Word for word, give the material below again, minus any images.

++++++

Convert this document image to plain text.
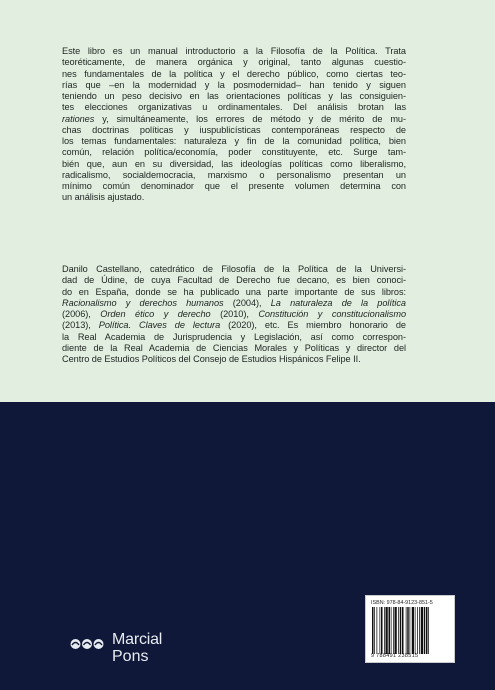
Este libro es un manual introductorio a la Filosofía de la Política. Trata
teoréticamente, de manera orgánica y original, tanto algunas cuestio-
nes fundamentales de la política y el derecho público, como ciertas teo-
rías que –en la modernidad y la posmodernidad– han tenido y siguen
teniendo un peso decisivo en las orientaciones políticas y las consiguien-
tes elecciones organizativas u ordinamentales. Del análisis brotan las
rationes y, simultáneamente, los errores de método y de mérito de mu-
chas doctrinas políticas y iuspublicísticas contemporáneas respecto de
los temas fundamentales: naturaleza y fin de la comunidad política, bien
común, relación política/economía, poder constituyente, etc. Surge tam-
bién que, aun en su diversidad, las ideologías políticas como liberalismo,
radicalismo, socialdemocracia, marxismo o personalismo presentan un
mínimo común denominador que el presente volumen determina con
un análisis ajustado.
Danilo Castellano, catedrático de Filosofía de la Política de la Universi-
dad de Údine, de cuya Facultad de Derecho fue decano, es bien conoci-
do en España, donde se ha publicado una parte importante de sus libros:
Racionalismo y derechos humanos (2004), La naturaleza de la política
(2006), Orden ético y derecho (2010), Constitución y constitucionalismo
(2013), Política. Claves de lectura (2020), etc. Es miembro honorario de
la Real Academia de Jurisprudencia y Legislación, así como correspon-
diente de la Real Academia de Ciencias Morales y Políticas y director del
Centro de Estudios Políticos del Consejo de Estudios Hispánicos Felipe II.
Marcial
Pons
ISBN: 978-84-9123-851-5
9 788491 238515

++++++

__Exercise result__
Convert this document image to plain text.
Este libro es un manual introductorio a la Filosofía de la Política. Trata
teoréticamente, de manera orgánica y original, tanto algunas cuestio-
nes fundamentales de la política y el derecho público, como ciertas teo-
rías que –en la modernidad y la posmodernidad– han tenido y siguen
teniendo un peso decisivo en las orientaciones políticas y las consiguien-
tes elecciones organizativas u ordinamentales. Del análisis brotan las
rationes y, simultáneamente, los errores de método y de mérito de mu-
chas doctrinas políticas y iuspublicísticas contemporáneas respecto de
los temas fundamentales: naturaleza y fin de la comunidad política, bien
común, relación política/economía, poder constituyente, etc. Surge tam-
bién que, aun en su diversidad, las ideologías políticas como liberalismo,
radicalismo, socialdemocracia, marxismo o personalismo presentan un
mínimo común denominador que el presente volumen determina con
un análisis ajustado.
Danilo Castellano, catedrático de Filosofía de la Política de la Universi-
dad de Údine, de cuya Facultad de Derecho fue decano, es bien conoci-
do en España, donde se ha publicado una parte importante de sus libros:
Racionalismo y derechos humanos (2004), La naturaleza de la política
(2006), Orden ético y derecho (2010), Constitución y constitucionalismo
(2013), Política. Claves de lectura (2020), etc. Es miembro honorario de
la Real Academia de Jurisprudencia y Legislación, así como correspon-
diente de la Real Academia de Ciencias Morales y Políticas y director del
Centro de Estudios Políticos del Consejo de Estudios Hispánicos Felipe II.
Marcial
Pons
ISBN: 978-84-9123-851-5
9 788491 238515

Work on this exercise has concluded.